-------- Dataset rows
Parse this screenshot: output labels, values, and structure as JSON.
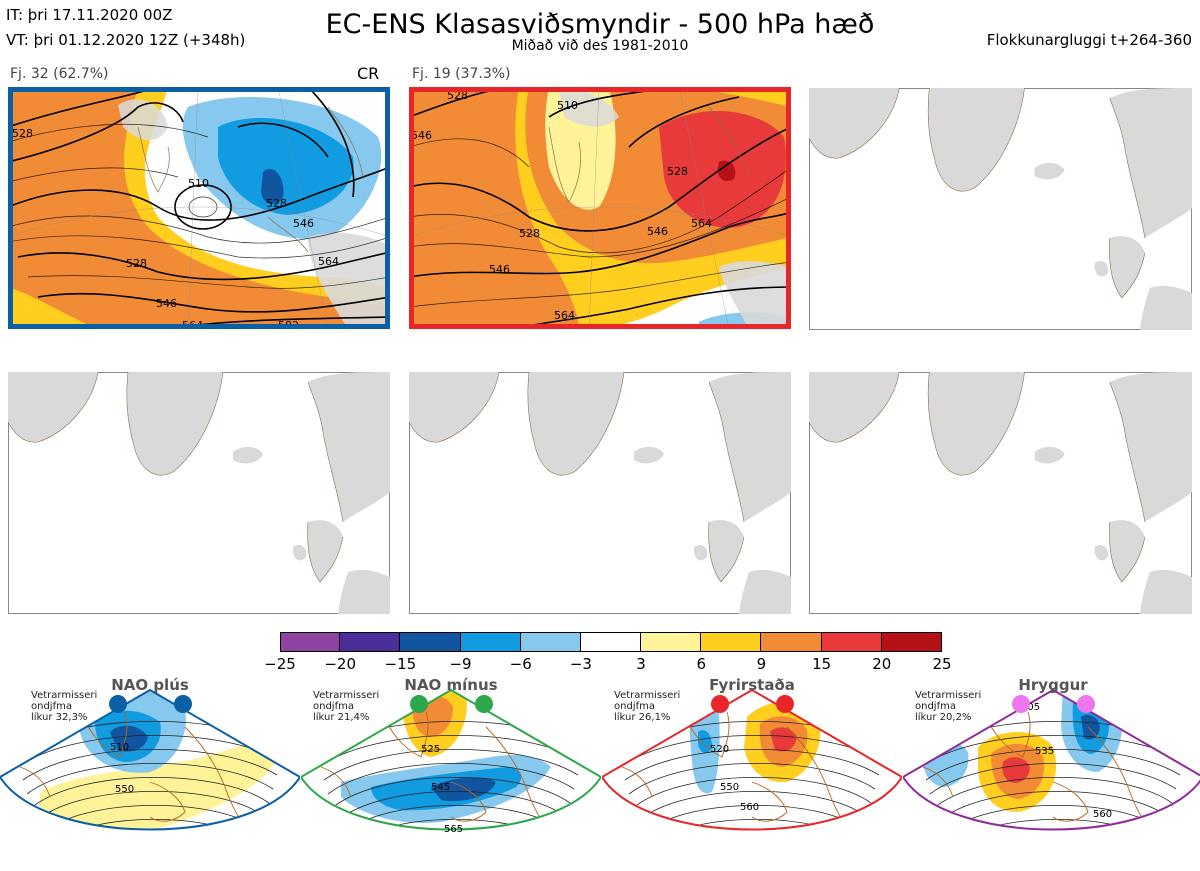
{
  "header": {
    "it_label": "IT: þri 17.11.2020 00Z",
    "vt_label": "VT: þri 01.12.2020 12Z  (+348h)",
    "title": "EC-ENS Klasasviðsmyndir - 500 hPa hæð",
    "subtitle": "Miðað við des 1981-2010",
    "window_label": "Flokkunargluggi t+264-360"
  },
  "panels": [
    {
      "label": "Fj. 32 (62.7%)",
      "tag": "CR",
      "border_color": "#0b5fa5",
      "contours": [
        "528",
        "510",
        "528",
        "546",
        "564",
        "528",
        "546",
        "564",
        "582"
      ]
    },
    {
      "label": "Fj. 19 (37.3%)",
      "tag": "",
      "border_color": "#e8262a",
      "contours": [
        "528",
        "510",
        "546",
        "528",
        "546",
        "564",
        "528",
        "564",
        "546"
      ]
    }
  ],
  "colorbar": {
    "colors": [
      "#8e44a0",
      "#4a2f9a",
      "#1155a0",
      "#119be0",
      "#86c8ee",
      "#ffffff",
      "#fff39a",
      "#ffce1f",
      "#f28b35",
      "#e83a3a",
      "#b41217"
    ],
    "labels": [
      "−25",
      "−20",
      "−15",
      "−9",
      "−6",
      "−3",
      "3",
      "6",
      "9",
      "15",
      "20",
      "25"
    ]
  },
  "regimes": [
    {
      "title": "NAO plús",
      "note_1": "Vetrarmisseri",
      "note_2": "ondjfma",
      "note_3": "líkur 32,3%",
      "color": "#0b5fa5",
      "dot_color": "#0b5fa5",
      "contours": [
        "510",
        "550"
      ]
    },
    {
      "title": "NAO mínus",
      "note_1": "Vetrarmisseri",
      "note_2": "ondjfma",
      "note_3": "líkur 21,4%",
      "color": "#2ca84a",
      "dot_color": "#2ca84a",
      "contours": [
        "525",
        "545",
        "565"
      ]
    },
    {
      "title": "Fyrirstaða",
      "note_1": "Vetrarmisseri",
      "note_2": "ondjfma",
      "note_3": "líkur 26,1%",
      "color": "#e8262a",
      "dot_color": "#e8262a",
      "contours": [
        "520",
        "550",
        "560"
      ]
    },
    {
      "title": "Hryggur",
      "note_1": "Vetrarmisseri",
      "note_2": "ondjfma",
      "note_3": "líkur 20,2%",
      "color": "#8e2a9a",
      "dot_color": "#ee77ee",
      "contours": [
        "505",
        "535",
        "560"
      ]
    }
  ]
}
----------------
Objective -
Return the records exactly. Don't carry the pictures over.

Solution to this problem -
Parse this screenshot: output labels, values, and structure as JSON.
{
  "header": {
    "it_label": "IT: þri 17.11.2020 00Z",
    "vt_label": "VT: þri 01.12.2020 12Z  (+348h)",
    "title": "EC-ENS Klasasviðsmyndir - 500 hPa hæð",
    "subtitle": "Miðað við des 1981-2010",
    "window_label": "Flokkunargluggi t+264-360"
  },
  "panels": [
    {
      "label": "Fj. 32 (62.7%)",
      "tag": "CR",
      "border_color": "#0b5fa5",
      "contours": [
        "528",
        "510",
        "528",
        "546",
        "564",
        "528",
        "546",
        "564",
        "582"
      ]
    },
    {
      "label": "Fj. 19 (37.3%)",
      "tag": "",
      "border_color": "#e8262a",
      "contours": [
        "528",
        "510",
        "546",
        "528",
        "546",
        "564",
        "528",
        "564",
        "546"
      ]
    }
  ],
  "colorbar": {
    "colors": [
      "#8e44a0",
      "#4a2f9a",
      "#1155a0",
      "#119be0",
      "#86c8ee",
      "#ffffff",
      "#fff39a",
      "#ffce1f",
      "#f28b35",
      "#e83a3a",
      "#b41217"
    ],
    "labels": [
      "−25",
      "−20",
      "−15",
      "−9",
      "−6",
      "−3",
      "3",
      "6",
      "9",
      "15",
      "20",
      "25"
    ]
  },
  "regimes": [
    {
      "title": "NAO plús",
      "note_1": "Vetrarmisseri",
      "note_2": "ondjfma",
      "note_3": "líkur 32,3%",
      "color": "#0b5fa5",
      "dot_color": "#0b5fa5",
      "contours": [
        "510",
        "550"
      ]
    },
    {
      "title": "NAO mínus",
      "note_1": "Vetrarmisseri",
      "note_2": "ondjfma",
      "note_3": "líkur 21,4%",
      "color": "#2ca84a",
      "dot_color": "#2ca84a",
      "contours": [
        "525",
        "545",
        "565"
      ]
    },
    {
      "title": "Fyrirstaða",
      "note_1": "Vetrarmisseri",
      "note_2": "ondjfma",
      "note_3": "líkur 26,1%",
      "color": "#e8262a",
      "dot_color": "#e8262a",
      "contours": [
        "520",
        "550",
        "560"
      ]
    },
    {
      "title": "Hryggur",
      "note_1": "Vetrarmisseri",
      "note_2": "ondjfma",
      "note_3": "líkur 20,2%",
      "color": "#8e2a9a",
      "dot_color": "#ee77ee",
      "contours": [
        "505",
        "535",
        "560"
      ]
    }
  ]
}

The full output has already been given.